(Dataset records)

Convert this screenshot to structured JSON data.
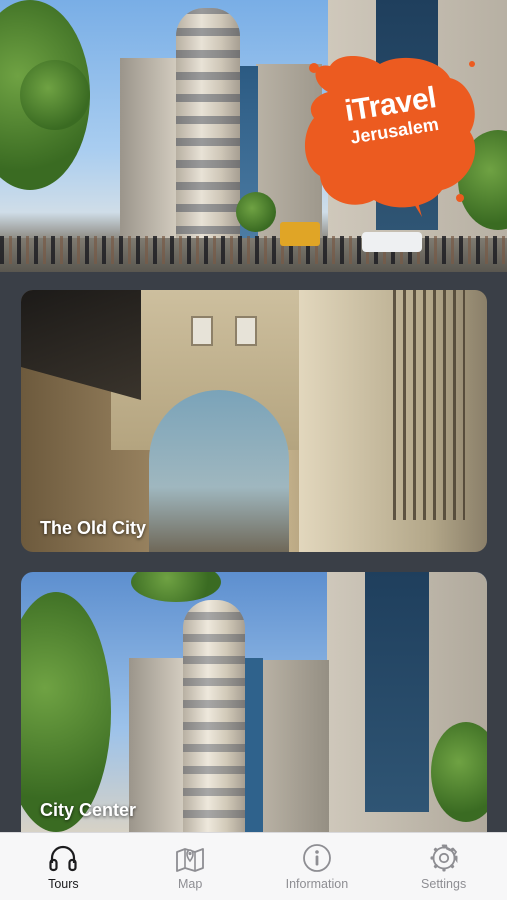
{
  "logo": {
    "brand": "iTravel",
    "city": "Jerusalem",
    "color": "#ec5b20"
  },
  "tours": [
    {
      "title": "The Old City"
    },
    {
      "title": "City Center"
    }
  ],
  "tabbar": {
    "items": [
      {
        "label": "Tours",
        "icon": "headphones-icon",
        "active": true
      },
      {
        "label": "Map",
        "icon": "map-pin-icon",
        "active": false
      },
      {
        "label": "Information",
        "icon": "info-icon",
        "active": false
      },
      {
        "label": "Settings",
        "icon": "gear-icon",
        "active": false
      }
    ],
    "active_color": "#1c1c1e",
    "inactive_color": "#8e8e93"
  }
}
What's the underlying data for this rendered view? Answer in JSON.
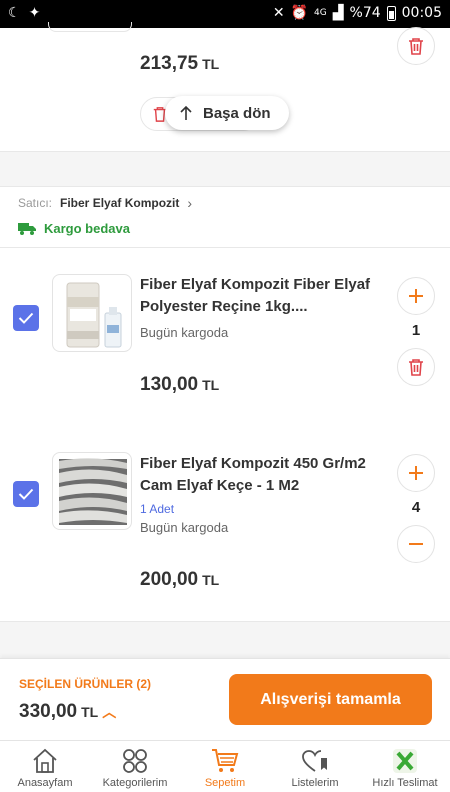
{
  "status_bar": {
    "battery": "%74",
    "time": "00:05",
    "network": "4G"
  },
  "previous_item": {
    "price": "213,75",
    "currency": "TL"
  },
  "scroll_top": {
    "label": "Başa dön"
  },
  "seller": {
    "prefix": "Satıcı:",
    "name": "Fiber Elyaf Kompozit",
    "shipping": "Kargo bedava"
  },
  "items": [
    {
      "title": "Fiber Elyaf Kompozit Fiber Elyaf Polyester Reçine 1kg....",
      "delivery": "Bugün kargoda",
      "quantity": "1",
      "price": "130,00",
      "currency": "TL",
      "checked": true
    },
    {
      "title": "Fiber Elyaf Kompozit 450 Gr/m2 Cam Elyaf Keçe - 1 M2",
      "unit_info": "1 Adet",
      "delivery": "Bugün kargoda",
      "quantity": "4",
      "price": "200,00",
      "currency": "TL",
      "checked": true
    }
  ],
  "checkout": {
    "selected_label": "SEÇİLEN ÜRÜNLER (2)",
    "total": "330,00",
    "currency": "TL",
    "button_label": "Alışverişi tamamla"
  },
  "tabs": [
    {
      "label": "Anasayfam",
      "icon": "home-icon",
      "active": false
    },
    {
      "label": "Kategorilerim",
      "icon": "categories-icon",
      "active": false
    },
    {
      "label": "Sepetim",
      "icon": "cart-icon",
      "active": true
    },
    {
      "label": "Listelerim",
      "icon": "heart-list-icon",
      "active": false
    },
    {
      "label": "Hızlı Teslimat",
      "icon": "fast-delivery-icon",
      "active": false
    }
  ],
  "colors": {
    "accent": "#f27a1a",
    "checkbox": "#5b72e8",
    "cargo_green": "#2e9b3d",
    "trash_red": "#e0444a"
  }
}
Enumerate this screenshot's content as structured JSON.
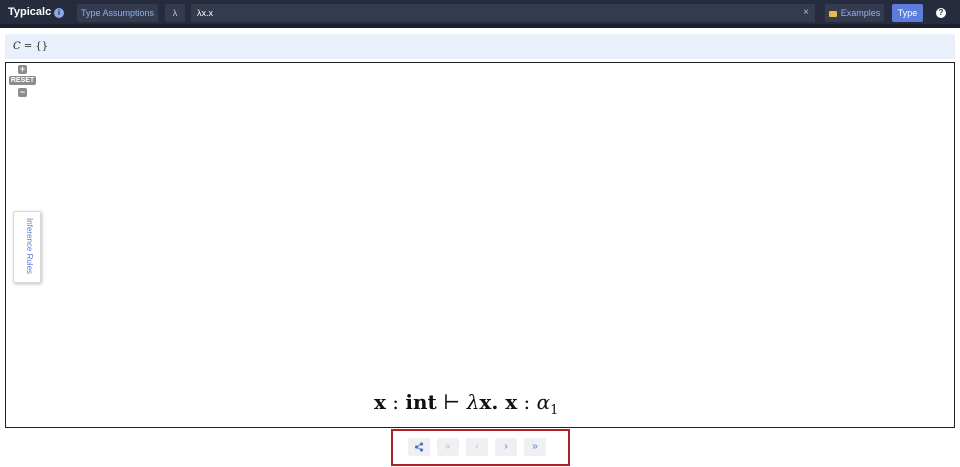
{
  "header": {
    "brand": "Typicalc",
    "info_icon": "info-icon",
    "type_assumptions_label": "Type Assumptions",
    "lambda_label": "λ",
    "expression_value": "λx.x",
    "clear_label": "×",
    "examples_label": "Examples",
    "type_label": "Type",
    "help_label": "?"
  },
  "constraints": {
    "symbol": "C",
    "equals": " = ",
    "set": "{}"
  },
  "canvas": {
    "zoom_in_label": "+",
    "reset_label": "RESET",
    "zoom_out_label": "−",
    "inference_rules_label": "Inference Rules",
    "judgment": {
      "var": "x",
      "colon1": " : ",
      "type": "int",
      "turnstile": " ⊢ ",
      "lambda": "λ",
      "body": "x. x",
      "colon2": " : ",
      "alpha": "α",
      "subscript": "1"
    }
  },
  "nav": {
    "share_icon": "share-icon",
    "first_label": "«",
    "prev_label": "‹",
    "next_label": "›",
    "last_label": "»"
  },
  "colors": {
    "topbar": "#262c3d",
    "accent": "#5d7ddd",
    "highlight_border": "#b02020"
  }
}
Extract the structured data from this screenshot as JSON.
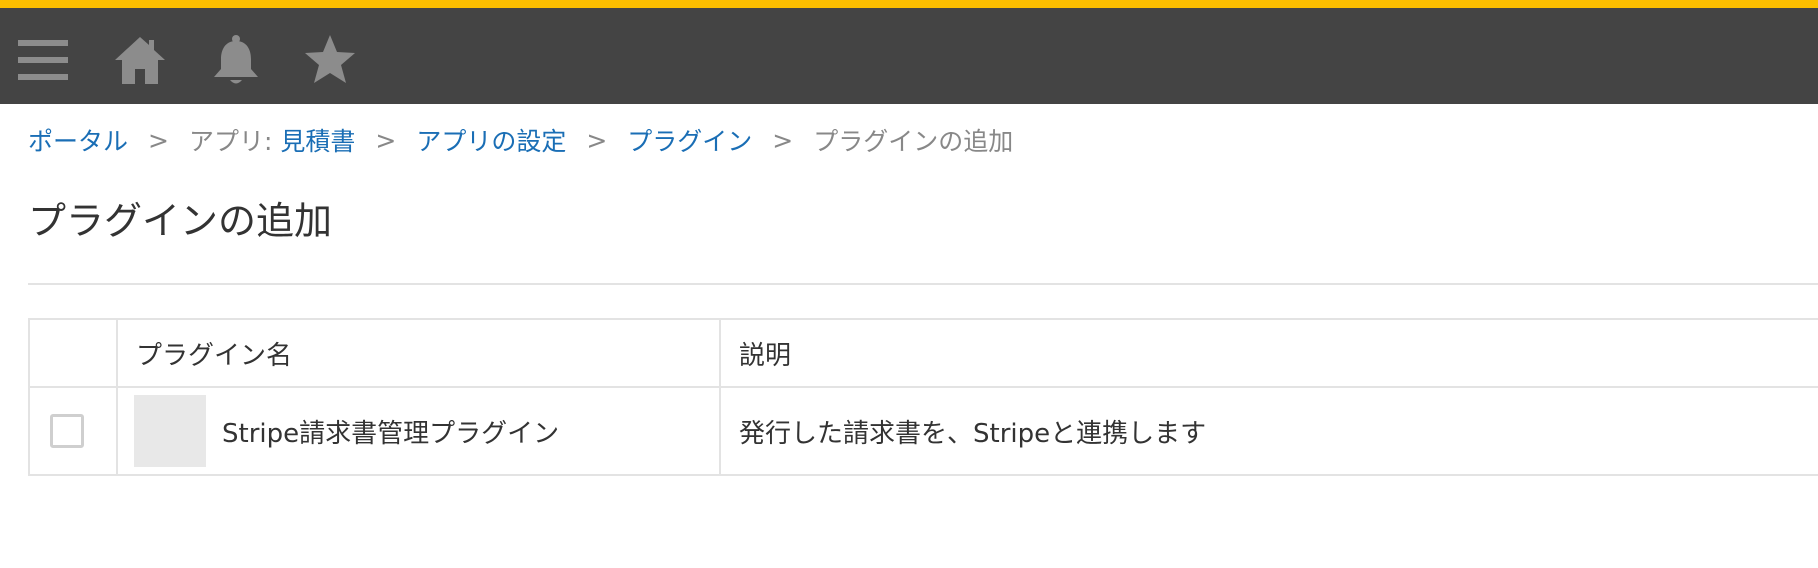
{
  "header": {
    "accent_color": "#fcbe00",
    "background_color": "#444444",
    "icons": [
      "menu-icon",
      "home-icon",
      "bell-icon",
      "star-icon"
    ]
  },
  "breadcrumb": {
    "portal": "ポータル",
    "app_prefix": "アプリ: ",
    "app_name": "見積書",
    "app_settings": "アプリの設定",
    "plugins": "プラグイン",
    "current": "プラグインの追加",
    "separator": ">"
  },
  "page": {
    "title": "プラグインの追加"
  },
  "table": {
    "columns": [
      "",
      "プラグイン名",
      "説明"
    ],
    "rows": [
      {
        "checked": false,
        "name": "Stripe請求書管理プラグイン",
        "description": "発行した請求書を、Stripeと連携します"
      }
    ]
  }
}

### TASK TO COMPLETE:
Find the line that contains "Enumerate this screenshot's", then write out that line and every line after it through the end of the records, exactly. Leave the pictures out.

### EXERCISE RESULT:
Enumerate this screenshot's content as structured JSON.
{
  "header": {
    "brand": "Typicalc",
    "info_icon": "info-icon",
    "type_assumptions_label": "Type Assumptions",
    "lambda_label": "λ",
    "expression_value": "λx.x",
    "clear_label": "×",
    "examples_label": "Examples",
    "type_label": "Type",
    "help_label": "?"
  },
  "constraints": {
    "symbol": "C",
    "equals": " = ",
    "set": "{}"
  },
  "canvas": {
    "zoom_in_label": "+",
    "reset_label": "RESET",
    "zoom_out_label": "−",
    "inference_rules_label": "Inference Rules",
    "judgment": {
      "var": "x",
      "colon1": " : ",
      "type": "int",
      "turnstile": " ⊢ ",
      "lambda": "λ",
      "body": "x. x",
      "colon2": " : ",
      "alpha": "α",
      "subscript": "1"
    }
  },
  "nav": {
    "share_icon": "share-icon",
    "first_label": "«",
    "prev_label": "‹",
    "next_label": "›",
    "last_label": "»"
  },
  "colors": {
    "topbar": "#262c3d",
    "accent": "#5d7ddd",
    "highlight_border": "#b02020"
  }
}
Extract the structured data from this screenshot as JSON.
{
  "header": {
    "accent_color": "#fcbe00",
    "background_color": "#444444",
    "icons": [
      "menu-icon",
      "home-icon",
      "bell-icon",
      "star-icon"
    ]
  },
  "breadcrumb": {
    "portal": "ポータル",
    "app_prefix": "アプリ: ",
    "app_name": "見積書",
    "app_settings": "アプリの設定",
    "plugins": "プラグイン",
    "current": "プラグインの追加",
    "separator": ">"
  },
  "page": {
    "title": "プラグインの追加"
  },
  "table": {
    "columns": [
      "",
      "プラグイン名",
      "説明"
    ],
    "rows": [
      {
        "checked": false,
        "name": "Stripe請求書管理プラグイン",
        "description": "発行した請求書を、Stripeと連携します"
      }
    ]
  }
}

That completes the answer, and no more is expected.